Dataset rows
--
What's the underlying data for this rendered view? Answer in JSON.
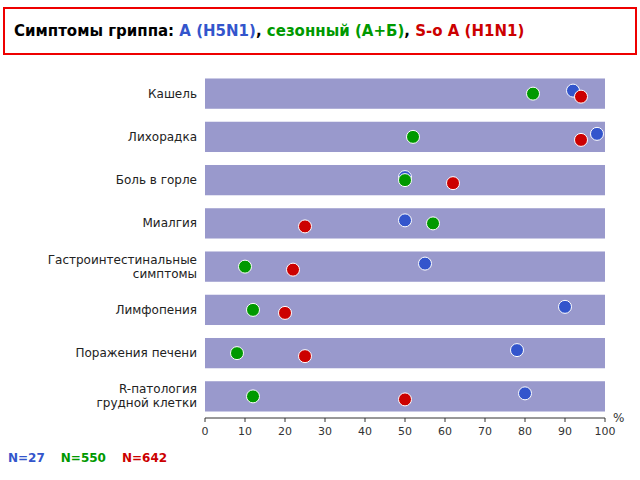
{
  "chart_data": {
    "type": "dot",
    "orientation": "horizontal",
    "title": "Симптомы гриппа: А (H5N1), сезонный (А+Б), S-о А (H1N1)",
    "xlabel": "%",
    "categories": [
      "Кашель",
      "Лихорадка",
      "Боль в горле",
      "Миалгия",
      "Гастроинтестинальные\nсимптомы",
      "Лимфопения",
      "Поражения печени",
      "R-патология\nгрудной клетки"
    ],
    "series": [
      {
        "name": "А (H5N1)",
        "color": "#3355CC",
        "values": [
          92,
          98,
          50,
          50,
          55,
          90,
          78,
          80
        ]
      },
      {
        "name": "сезонный (А+Б)",
        "color": "#009900",
        "values": [
          82,
          52,
          50,
          57,
          10,
          12,
          8,
          12
        ]
      },
      {
        "name": "S-о А (H1N1)",
        "color": "#CC0000",
        "values": [
          94,
          94,
          62,
          25,
          22,
          20,
          25,
          50
        ]
      }
    ],
    "annotations": [
      {
        "text": "N=27",
        "color": "#3355CC"
      },
      {
        "text": "N=550",
        "color": "#009900"
      },
      {
        "text": "N=642",
        "color": "#CC0000"
      }
    ],
    "xlim": [
      0,
      100
    ],
    "xticks": [
      0,
      10,
      20,
      30,
      40,
      50,
      60,
      70,
      80,
      90,
      100
    ]
  }
}
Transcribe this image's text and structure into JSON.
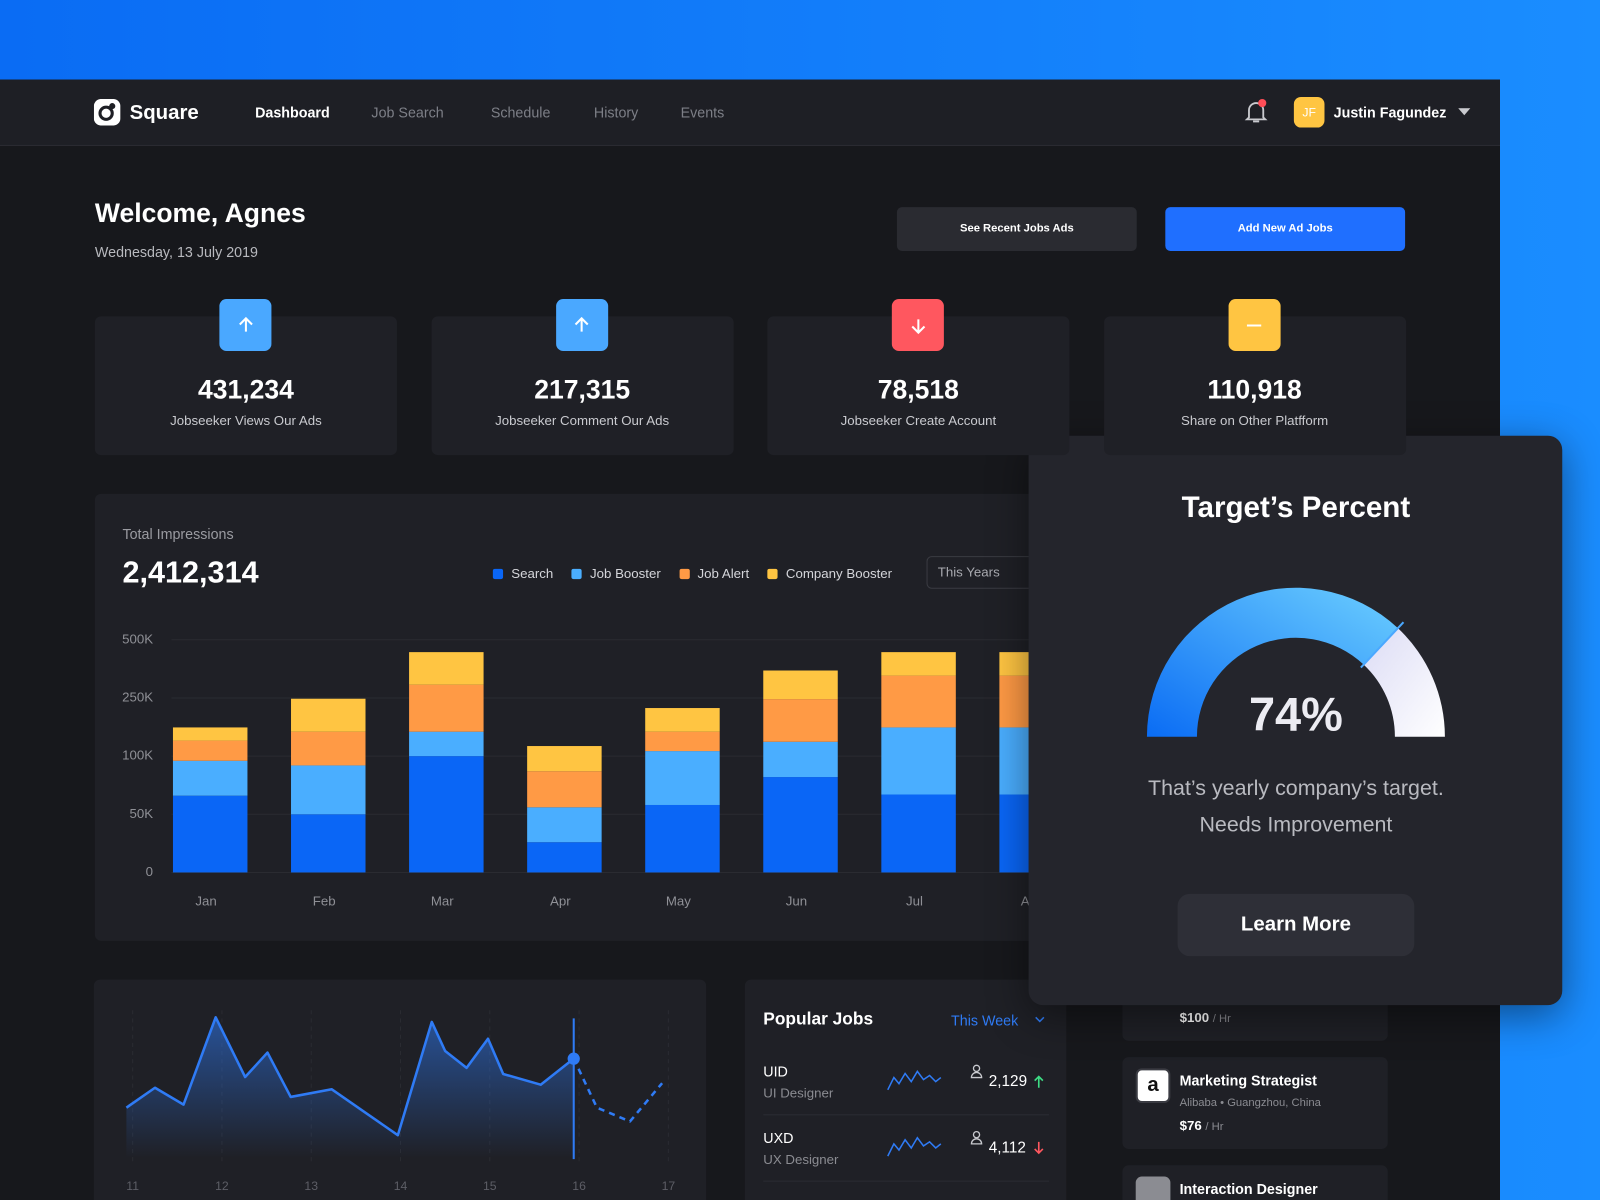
{
  "nav": {
    "brand": "Square",
    "links": [
      "Dashboard",
      "Job Search",
      "Schedule",
      "History",
      "Events"
    ],
    "user_initials": "JF",
    "user_name": "Justin Fagundez"
  },
  "header": {
    "title": "Welcome, Agnes",
    "date": "Wednesday, 13 July 2019",
    "buttons": [
      "See Recent Jobs Ads",
      "Add New Ad Jobs"
    ]
  },
  "stats": [
    {
      "value": "431,234",
      "label": "Jobseeker Views Our Ads",
      "trend": "up"
    },
    {
      "value": "217,315",
      "label": "Jobseeker Comment Our Ads",
      "trend": "up"
    },
    {
      "value": "78,518",
      "label": "Jobseeker Create Account",
      "trend": "down"
    },
    {
      "value": "110,918",
      "label": "Share on Other Platfform",
      "trend": "flat"
    }
  ],
  "chart_data": [
    {
      "type": "bar",
      "stacked": true,
      "title": "Total Impressions",
      "total": "2,412,314",
      "filter": "This Years",
      "categories": [
        "Jan",
        "Feb",
        "Mar",
        "Apr",
        "May",
        "Jun",
        "Jul",
        "Aug"
      ],
      "series": [
        {
          "name": "Search",
          "color": "#0a66f6",
          "values": [
            66000,
            50000,
            100000,
            26000,
            58000,
            82000,
            67000,
            67000
          ]
        },
        {
          "name": "Job Booster",
          "color": "#4aaeff",
          "values": [
            30000,
            42000,
            63000,
            30000,
            55000,
            55000,
            107000,
            107000
          ]
        },
        {
          "name": "Job Alert",
          "color": "#ff9a45",
          "values": [
            44000,
            71000,
            144000,
            31000,
            50000,
            110000,
            172000,
            172000
          ]
        },
        {
          "name": "Company Booster",
          "color": "#ffc542",
          "values": [
            34000,
            85000,
            140000,
            39000,
            61000,
            121000,
            101000,
            101000
          ]
        }
      ],
      "ylim": [
        0,
        500000
      ],
      "yticks": [
        0,
        {
          "value": 50000,
          "label": "50K"
        },
        {
          "value": 100000,
          "label": "100K"
        },
        {
          "value": 250000,
          "label": "250K"
        },
        {
          "value": 500000,
          "label": "500K"
        }
      ],
      "grid": true
    },
    {
      "type": "line",
      "x": [
        10.93,
        11.25,
        11.57,
        11.93,
        12.26,
        12.51,
        12.77,
        13.23,
        13.97,
        14.35,
        14.5,
        14.74,
        14.98,
        15.15,
        15.57,
        15.94,
        16.2,
        16.57,
        16.93
      ],
      "series": [
        {
          "color": "#2f7bf5",
          "line_style": "solid",
          "fill": "area",
          "values": [
            33,
            46,
            35,
            92,
            53,
            69,
            40,
            45,
            15,
            89,
            70,
            59,
            78,
            55,
            48,
            65,
            null,
            null,
            null
          ]
        },
        {
          "color": "#2f7bf5",
          "line_style": "dashed",
          "values": [
            null,
            null,
            null,
            null,
            null,
            null,
            null,
            null,
            null,
            null,
            null,
            null,
            null,
            null,
            null,
            65,
            33,
            24,
            49
          ]
        }
      ],
      "xlim": [
        10.9,
        17
      ],
      "xticks": [
        11,
        12,
        13,
        14,
        15,
        16,
        17
      ],
      "ylim": [
        0,
        100
      ]
    },
    {
      "type": "gauge",
      "title": "Target’s Percent",
      "values": [
        74
      ],
      "value_labels": [
        "74%"
      ],
      "ylim": [
        0,
        100
      ],
      "caption": [
        "That’s yearly company’s target.",
        "Needs Improvement"
      ],
      "button": "Learn More"
    }
  ],
  "popular_jobs": {
    "title": "Popular Jobs",
    "filter": "This Week",
    "rows": [
      {
        "code": "UID",
        "role": "UI Designer",
        "count": "2,129",
        "trend": "up"
      },
      {
        "code": "UXD",
        "role": "UX Designer",
        "count": "4,112",
        "trend": "down"
      }
    ]
  },
  "job_cards": [
    {
      "rate": "$100",
      "unit": "/ Hr"
    },
    {
      "logo": "a",
      "title": "Marketing Strategist",
      "company": "Alibaba • Guangzhou, China",
      "rate": "$76",
      "unit": "/ Hr"
    },
    {
      "title": "Interaction Designer"
    }
  ]
}
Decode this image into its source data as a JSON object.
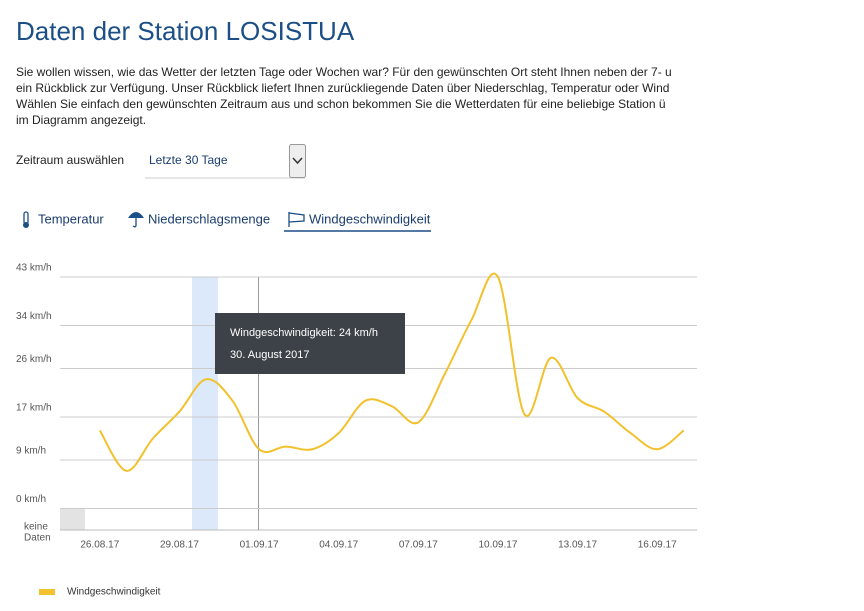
{
  "header": {
    "title": "Daten der Station LOSISTUA"
  },
  "intro": {
    "lines": [
      "Sie wollen wissen, wie das Wetter der letzten Tage oder Wochen war? Für den gewünschten Ort steht Ihnen neben der 7- u",
      "ein Rückblick zur Verfügung. Unser Rückblick liefert Ihnen zurückliegende Daten über Niederschlag, Temperatur oder Wind",
      "Wählen Sie einfach den gewünschten Zeitraum aus und schon bekommen Sie die Wetterdaten für eine beliebige Station ü",
      "im Diagramm angezeigt."
    ]
  },
  "period": {
    "label": "Zeitraum auswählen",
    "selected": "Letzte 30 Tage"
  },
  "tabs": [
    "Temperatur",
    "Niederschlagsmenge",
    "Windgeschwindigkeit"
  ],
  "no_data_label": [
    "keine",
    "Daten"
  ],
  "tooltip": {
    "lines": [
      "Windgeschwindigkeit: 24 km/h",
      "30. August 2017"
    ]
  },
  "chart_data": {
    "type": "line",
    "categories": [
      null,
      "26.08.17",
      null,
      null,
      "29.08.17",
      null,
      null,
      "01.09.17",
      null,
      null,
      "04.09.17",
      null,
      null,
      "07.09.17",
      null,
      null,
      "10.09.17",
      null,
      null,
      "13.09.17",
      null,
      null,
      "16.09.17",
      null
    ],
    "series": [
      {
        "name": "Windgeschwindigkeit",
        "color": "#f2c12e",
        "values": [
          null,
          14.5,
          7,
          13,
          18,
          24,
          20,
          11,
          11.5,
          11,
          14,
          20,
          19,
          16,
          25,
          35,
          43,
          17.5,
          28,
          20.5,
          18,
          14,
          11,
          14.5
        ]
      }
    ],
    "ylim": [
      -4,
      43
    ],
    "yticks": [
      {
        "value": 0,
        "label": "0 km/h"
      },
      {
        "value": 9,
        "label": "9 km/h"
      },
      {
        "value": 17,
        "label": "17 km/h"
      },
      {
        "value": 26,
        "label": "26 km/h"
      },
      {
        "value": 34,
        "label": "34 km/h"
      },
      {
        "value": 43,
        "label": "43 km/h"
      }
    ],
    "grid": true
  }
}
--
_What to do:_
Drop the images and quote the entries word for word.

_Solution for this exercise:_
What's the underlying data for this rendered view? Answer in JSON.
{
  "chart_data": {
    "type": "dot",
    "orientation": "horizontal",
    "title": "Симптомы гриппа: А (H5N1), сезонный (А+Б), S-о А (H1N1)",
    "xlabel": "%",
    "categories": [
      "Кашель",
      "Лихорадка",
      "Боль в горле",
      "Миалгия",
      "Гастроинтестинальные\nсимптомы",
      "Лимфопения",
      "Поражения печени",
      "R-патология\nгрудной клетки"
    ],
    "series": [
      {
        "name": "А (H5N1)",
        "color": "#3355CC",
        "values": [
          92,
          98,
          50,
          50,
          55,
          90,
          78,
          80
        ]
      },
      {
        "name": "сезонный (А+Б)",
        "color": "#009900",
        "values": [
          82,
          52,
          50,
          57,
          10,
          12,
          8,
          12
        ]
      },
      {
        "name": "S-о А (H1N1)",
        "color": "#CC0000",
        "values": [
          94,
          94,
          62,
          25,
          22,
          20,
          25,
          50
        ]
      }
    ],
    "annotations": [
      {
        "text": "N=27",
        "color": "#3355CC"
      },
      {
        "text": "N=550",
        "color": "#009900"
      },
      {
        "text": "N=642",
        "color": "#CC0000"
      }
    ],
    "xlim": [
      0,
      100
    ],
    "xticks": [
      0,
      10,
      20,
      30,
      40,
      50,
      60,
      70,
      80,
      90,
      100
    ]
  }
}
Transcribe this image's text and structure into JSON.
{
  "nav": {
    "brand": "Square",
    "links": [
      "Dashboard",
      "Job Search",
      "Schedule",
      "History",
      "Events"
    ],
    "user_initials": "JF",
    "user_name": "Justin Fagundez"
  },
  "header": {
    "title": "Welcome, Agnes",
    "date": "Wednesday, 13 July 2019",
    "buttons": [
      "See Recent Jobs Ads",
      "Add New Ad Jobs"
    ]
  },
  "stats": [
    {
      "value": "431,234",
      "label": "Jobseeker Views Our Ads",
      "trend": "up"
    },
    {
      "value": "217,315",
      "label": "Jobseeker Comment Our Ads",
      "trend": "up"
    },
    {
      "value": "78,518",
      "label": "Jobseeker Create Account",
      "trend": "down"
    },
    {
      "value": "110,918",
      "label": "Share on Other Platfform",
      "trend": "flat"
    }
  ],
  "chart_data": [
    {
      "type": "bar",
      "stacked": true,
      "title": "Total Impressions",
      "total": "2,412,314",
      "filter": "This Years",
      "categories": [
        "Jan",
        "Feb",
        "Mar",
        "Apr",
        "May",
        "Jun",
        "Jul",
        "Aug"
      ],
      "series": [
        {
          "name": "Search",
          "color": "#0a66f6",
          "values": [
            66000,
            50000,
            100000,
            26000,
            58000,
            82000,
            67000,
            67000
          ]
        },
        {
          "name": "Job Booster",
          "color": "#4aaeff",
          "values": [
            30000,
            42000,
            63000,
            30000,
            55000,
            55000,
            107000,
            107000
          ]
        },
        {
          "name": "Job Alert",
          "color": "#ff9a45",
          "values": [
            44000,
            71000,
            144000,
            31000,
            50000,
            110000,
            172000,
            172000
          ]
        },
        {
          "name": "Company Booster",
          "color": "#ffc542",
          "values": [
            34000,
            85000,
            140000,
            39000,
            61000,
            121000,
            101000,
            101000
          ]
        }
      ],
      "ylim": [
        0,
        500000
      ],
      "yticks": [
        0,
        {
          "value": 50000,
          "label": "50K"
        },
        {
          "value": 100000,
          "label": "100K"
        },
        {
          "value": 250000,
          "label": "250K"
        },
        {
          "value": 500000,
          "label": "500K"
        }
      ],
      "grid": true
    },
    {
      "type": "line",
      "x": [
        10.93,
        11.25,
        11.57,
        11.93,
        12.26,
        12.51,
        12.77,
        13.23,
        13.97,
        14.35,
        14.5,
        14.74,
        14.98,
        15.15,
        15.57,
        15.94,
        16.2,
        16.57,
        16.93
      ],
      "series": [
        {
          "color": "#2f7bf5",
          "line_style": "solid",
          "fill": "area",
          "values": [
            33,
            46,
            35,
            92,
            53,
            69,
            40,
            45,
            15,
            89,
            70,
            59,
            78,
            55,
            48,
            65,
            null,
            null,
            null
          ]
        },
        {
          "color": "#2f7bf5",
          "line_style": "dashed",
          "values": [
            null,
            null,
            null,
            null,
            null,
            null,
            null,
            null,
            null,
            null,
            null,
            null,
            null,
            null,
            null,
            65,
            33,
            24,
            49
          ]
        }
      ],
      "xlim": [
        10.9,
        17
      ],
      "xticks": [
        11,
        12,
        13,
        14,
        15,
        16,
        17
      ],
      "ylim": [
        0,
        100
      ]
    },
    {
      "type": "gauge",
      "title": "Target’s Percent",
      "values": [
        74
      ],
      "value_labels": [
        "74%"
      ],
      "ylim": [
        0,
        100
      ],
      "caption": [
        "That’s yearly company’s target.",
        "Needs Improvement"
      ],
      "button": "Learn More"
    }
  ],
  "popular_jobs": {
    "title": "Popular Jobs",
    "filter": "This Week",
    "rows": [
      {
        "code": "UID",
        "role": "UI Designer",
        "count": "2,129",
        "trend": "up"
      },
      {
        "code": "UXD",
        "role": "UX Designer",
        "count": "4,112",
        "trend": "down"
      }
    ]
  },
  "job_cards": [
    {
      "rate": "$100",
      "unit": "/ Hr"
    },
    {
      "logo": "a",
      "title": "Marketing Strategist",
      "company": "Alibaba • Guangzhou, China",
      "rate": "$76",
      "unit": "/ Hr"
    },
    {
      "title": "Interaction Designer"
    }
  ]
}
Decode this image into its source data as a JSON object.
{
  "header": {
    "title": "Daten der Station LOSISTUA"
  },
  "intro": {
    "lines": [
      "Sie wollen wissen, wie das Wetter der letzten Tage oder Wochen war? Für den gewünschten Ort steht Ihnen neben der 7- u",
      "ein Rückblick zur Verfügung. Unser Rückblick liefert Ihnen zurückliegende Daten über Niederschlag, Temperatur oder Wind",
      "Wählen Sie einfach den gewünschten Zeitraum aus und schon bekommen Sie die Wetterdaten für eine beliebige Station ü",
      "im Diagramm angezeigt."
    ]
  },
  "period": {
    "label": "Zeitraum auswählen",
    "selected": "Letzte 30 Tage"
  },
  "tabs": [
    "Temperatur",
    "Niederschlagsmenge",
    "Windgeschwindigkeit"
  ],
  "no_data_label": [
    "keine",
    "Daten"
  ],
  "tooltip": {
    "lines": [
      "Windgeschwindigkeit: 24 km/h",
      "30. August 2017"
    ]
  },
  "chart_data": {
    "type": "line",
    "categories": [
      null,
      "26.08.17",
      null,
      null,
      "29.08.17",
      null,
      null,
      "01.09.17",
      null,
      null,
      "04.09.17",
      null,
      null,
      "07.09.17",
      null,
      null,
      "10.09.17",
      null,
      null,
      "13.09.17",
      null,
      null,
      "16.09.17",
      null
    ],
    "series": [
      {
        "name": "Windgeschwindigkeit",
        "color": "#f2c12e",
        "values": [
          null,
          14.5,
          7,
          13,
          18,
          24,
          20,
          11,
          11.5,
          11,
          14,
          20,
          19,
          16,
          25,
          35,
          43,
          17.5,
          28,
          20.5,
          18,
          14,
          11,
          14.5
        ]
      }
    ],
    "ylim": [
      -4,
      43
    ],
    "yticks": [
      {
        "value": 0,
        "label": "0 km/h"
      },
      {
        "value": 9,
        "label": "9 km/h"
      },
      {
        "value": 17,
        "label": "17 km/h"
      },
      {
        "value": 26,
        "label": "26 km/h"
      },
      {
        "value": 34,
        "label": "34 km/h"
      },
      {
        "value": 43,
        "label": "43 km/h"
      }
    ],
    "grid": true
  }
}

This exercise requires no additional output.